Give all of the lines again, with nothing added or dropped.

• **Dataset**:
-=-=-
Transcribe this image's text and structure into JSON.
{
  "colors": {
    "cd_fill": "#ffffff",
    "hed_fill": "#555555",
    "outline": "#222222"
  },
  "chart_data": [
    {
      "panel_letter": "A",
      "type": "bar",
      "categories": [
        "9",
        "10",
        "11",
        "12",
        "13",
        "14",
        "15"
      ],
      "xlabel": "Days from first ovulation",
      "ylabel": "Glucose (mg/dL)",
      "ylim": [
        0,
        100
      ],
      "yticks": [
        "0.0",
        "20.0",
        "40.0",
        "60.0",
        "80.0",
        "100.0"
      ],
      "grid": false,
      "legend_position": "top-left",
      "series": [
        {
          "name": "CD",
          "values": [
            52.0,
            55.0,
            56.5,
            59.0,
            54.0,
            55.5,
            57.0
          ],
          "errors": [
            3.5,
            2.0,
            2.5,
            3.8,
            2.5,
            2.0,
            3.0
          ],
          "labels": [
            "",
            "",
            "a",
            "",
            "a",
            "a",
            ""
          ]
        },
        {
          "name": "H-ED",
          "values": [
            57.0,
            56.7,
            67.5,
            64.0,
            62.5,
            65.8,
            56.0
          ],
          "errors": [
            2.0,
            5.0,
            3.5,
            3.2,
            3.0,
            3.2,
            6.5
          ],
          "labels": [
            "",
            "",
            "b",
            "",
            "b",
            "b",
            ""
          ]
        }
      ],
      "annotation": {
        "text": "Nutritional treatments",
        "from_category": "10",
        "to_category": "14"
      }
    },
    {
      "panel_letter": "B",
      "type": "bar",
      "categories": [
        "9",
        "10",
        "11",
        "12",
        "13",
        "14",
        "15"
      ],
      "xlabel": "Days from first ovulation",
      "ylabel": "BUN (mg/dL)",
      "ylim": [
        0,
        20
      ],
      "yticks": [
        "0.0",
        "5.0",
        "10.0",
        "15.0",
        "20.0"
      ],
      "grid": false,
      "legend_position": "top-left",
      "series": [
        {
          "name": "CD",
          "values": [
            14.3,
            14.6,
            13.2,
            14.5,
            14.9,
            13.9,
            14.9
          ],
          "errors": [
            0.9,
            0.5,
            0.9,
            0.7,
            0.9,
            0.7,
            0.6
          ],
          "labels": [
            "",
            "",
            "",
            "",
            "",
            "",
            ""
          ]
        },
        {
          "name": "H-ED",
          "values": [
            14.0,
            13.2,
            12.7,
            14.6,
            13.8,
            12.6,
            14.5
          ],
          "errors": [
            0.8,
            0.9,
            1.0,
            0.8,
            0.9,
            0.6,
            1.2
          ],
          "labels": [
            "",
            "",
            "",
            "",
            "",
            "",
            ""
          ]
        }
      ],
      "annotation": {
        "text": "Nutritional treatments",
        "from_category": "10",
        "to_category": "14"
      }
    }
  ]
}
-=-=-
• **Worked solution**:
Transcribe this image's text and structure into JSON.
{
  "colors": {
    "cd_fill": "#ffffff",
    "hed_fill": "#555555",
    "outline": "#222222"
  },
  "chart_data": [
    {
      "panel_letter": "A",
      "type": "bar",
      "categories": [
        "9",
        "10",
        "11",
        "12",
        "13",
        "14",
        "15"
      ],
      "xlabel": "Days from first ovulation",
      "ylabel": "Glucose (mg/dL)",
      "ylim": [
        0,
        100
      ],
      "yticks": [
        "0.0",
        "20.0",
        "40.0",
        "60.0",
        "80.0",
        "100.0"
      ],
      "grid": false,
      "legend_position": "top-left",
      "series": [
        {
          "name": "CD",
          "values": [
            52.0,
            55.0,
            56.5,
            59.0,
            54.0,
            55.5,
            57.0
          ],
          "errors": [
            3.5,
            2.0,
            2.5,
            3.8,
            2.5,
            2.0,
            3.0
          ],
          "labels": [
            "",
            "",
            "a",
            "",
            "a",
            "a",
            ""
          ]
        },
        {
          "name": "H-ED",
          "values": [
            57.0,
            56.7,
            67.5,
            64.0,
            62.5,
            65.8,
            56.0
          ],
          "errors": [
            2.0,
            5.0,
            3.5,
            3.2,
            3.0,
            3.2,
            6.5
          ],
          "labels": [
            "",
            "",
            "b",
            "",
            "b",
            "b",
            ""
          ]
        }
      ],
      "annotation": {
        "text": "Nutritional treatments",
        "from_category": "10",
        "to_category": "14"
      }
    },
    {
      "panel_letter": "B",
      "type": "bar",
      "categories": [
        "9",
        "10",
        "11",
        "12",
        "13",
        "14",
        "15"
      ],
      "xlabel": "Days from first ovulation",
      "ylabel": "BUN (mg/dL)",
      "ylim": [
        0,
        20
      ],
      "yticks": [
        "0.0",
        "5.0",
        "10.0",
        "15.0",
        "20.0"
      ],
      "grid": false,
      "legend_position": "top-left",
      "series": [
        {
          "name": "CD",
          "values": [
            14.3,
            14.6,
            13.2,
            14.5,
            14.9,
            13.9,
            14.9
          ],
          "errors": [
            0.9,
            0.5,
            0.9,
            0.7,
            0.9,
            0.7,
            0.6
          ],
          "labels": [
            "",
            "",
            "",
            "",
            "",
            "",
            ""
          ]
        },
        {
          "name": "H-ED",
          "values": [
            14.0,
            13.2,
            12.7,
            14.6,
            13.8,
            12.6,
            14.5
          ],
          "errors": [
            0.8,
            0.9,
            1.0,
            0.8,
            0.9,
            0.6,
            1.2
          ],
          "labels": [
            "",
            "",
            "",
            "",
            "",
            "",
            ""
          ]
        }
      ],
      "annotation": {
        "text": "Nutritional treatments",
        "from_category": "10",
        "to_category": "14"
      }
    }
  ]
}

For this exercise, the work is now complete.